• **TASK INSTRUCTIONS**:
1 - In the interview, condense the paragraph that begins "I wrote about this education" into a short bulleted list that keeps its main facts.
2 - Give everything in the interview from "I understand that" down to "she dearly loved.", changing "caregiver" to "babysitter".
3 - Other than the two anthologies, which publications does the interview say Anderson's work has appeared in?

• **SELECTION**:
“Like a lot of men in our society, I didn’t grow up with great role models”: An Interview with Scott Edward Anderson

Scott Edward Anderson’s most recent book, Falling up: A Memoir of Second Chances, recently won an award from the Azorean publisher and bookstore, Letras Lavadas, in collaboration with PEN Azores. He is also the author of Dwelling: An Ecopoem and the poetry collection Fallow Field. A Concordia Fellow at the Millay Colony and winner of the Nebraska Review Award, Anderson’s work has appeared in the American Poetry Review, Alaska Quarterly Review, Cimarron Review, The Cortland Review, Many Mountains Moving, Terrain, as well as the anthologies Dogs Singing (Salmon Poetry 2011) and The Incredible Sestina Anthology (Write Bloody 2013). Anderson founded TheGreenSkeptic.com, which he wrote for ten years and worked for The Nature Conservancy from 1992-2007. Scott has lived in Alaska, Germany, and Paris. In this interview, Anderson discusses his writing process, publishing his collections, and his life as an environmentalist.

I understand that this is a very common question writers get asked. But I am just dying to know what inspired you to become a writer, and have you always wanted to become a writer? Just reading some of your poems makes me feel as though you’ve had a knack for writing for a long time now.

That’s very kind of you to say. I was first turned onto poetry by Gladys Taylor, who was a caregiver to me when I was a little boy. We lived above Gladys in the house she shared with her companion, Ga Morrill, in East Providence, Rhode Island, and spent summer vacations with them at their summer house in Brookfield, Vermont. I often say that everything I know I learned from “Aunt” Gladys. She took me under her wing—I was a sort of protégé of hers—and taught me about nature, art, and poetry, all things she dearly loved.

I wrote about this education received from her in my poem, “The Postlude, or How I Became a Poet,” which appears in my book, Fallow Field. Gladys would stand in the center of her study and recite her favorite poems to me—poems by Robert Burns, Walt Whitman, and Robert Frost. One of these, Whitman’s “O Captain, My Captain,” I chose to recite in a grammar school English class. I was around nine when I started writing my first poems. Thankfully, none of them survive!

Later, in high school in Upstate New York, I had two English teachers, Jack Langerak and Richard Taddeo, who encouraged my writing and reading poetry. They suggested writers to me, turning me on to a wide variety of writers, including two with whom I later went on to study: Gary Snyder and Donald Hall.  

How long did it take you to write both your book Falling Up: A Memoir of Second Chances and Dwelling: An Ecopoem? Did you run into any blockages or difficulties with writing either of them? Just from reading, I feel as though Falling Up would have come more easily to you than Dwelling based on its content. Falling Up is about changing your life for the positive and making a conscious effort to better yourself, while Dwelling is a series of essays about how humans live on earth and the effect we have and poems about the relationship between us and the natural world.

• **RECORDED INFORMATION**:

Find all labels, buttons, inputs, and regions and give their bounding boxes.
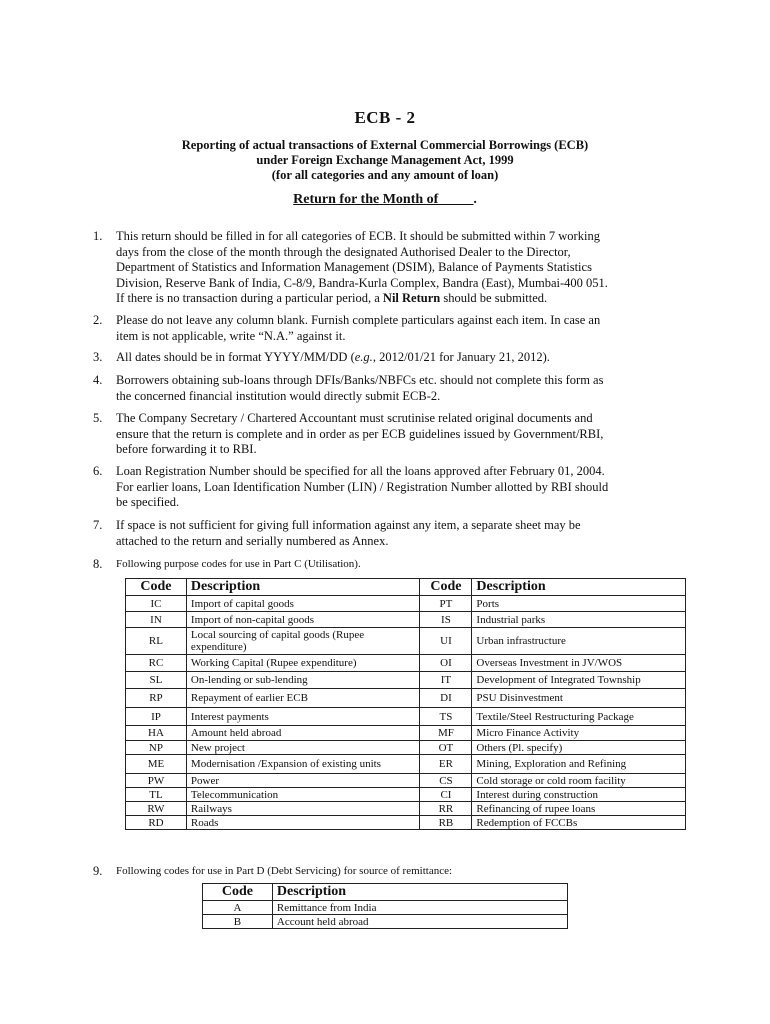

• **EXERCISE ANSWERS**:
1 -
- Anderson wrote about what Gladys taught him in his poem "The Postlude, or How I Became a Poet," which appears in his book Fallow Field.
- Gladys would stand in the center of her study and recite her favorite poems by Robert Burns, Walt Whitman, and Robert Frost.
- He recited Whitman's "O Captain, My Captain" in a grammar school English class.
- He began writing his first poems at around age nine, and none of them survive.

2 -
I understand that this is a very common question writers get asked. But I am just dying to know what inspired you to become a writer, and have you always wanted to become a writer? Just reading some of your poems makes me feel as though you’ve had a knack for writing for a long time now.

That’s very kind of you to say. I was first turned onto poetry by Gladys Taylor, who was a babysitter to me when I was a little boy. We lived above Gladys in the house she shared with her companion, Ga Morrill, in East Providence, Rhode Island, and spent summer vacations with them at their summer house in Brookfield, Vermont. I often say that everything I know I learned from “Aunt” Gladys. She took me under her wing—I was a sort of protégé of hers—and taught me about nature, art, and poetry, all things she dearly loved.

3 -
- American Poetry Review
- Alaska Quarterly Review
- Cimarron Review
- The Cortland Review
- Many Mountains Moving
- Terrain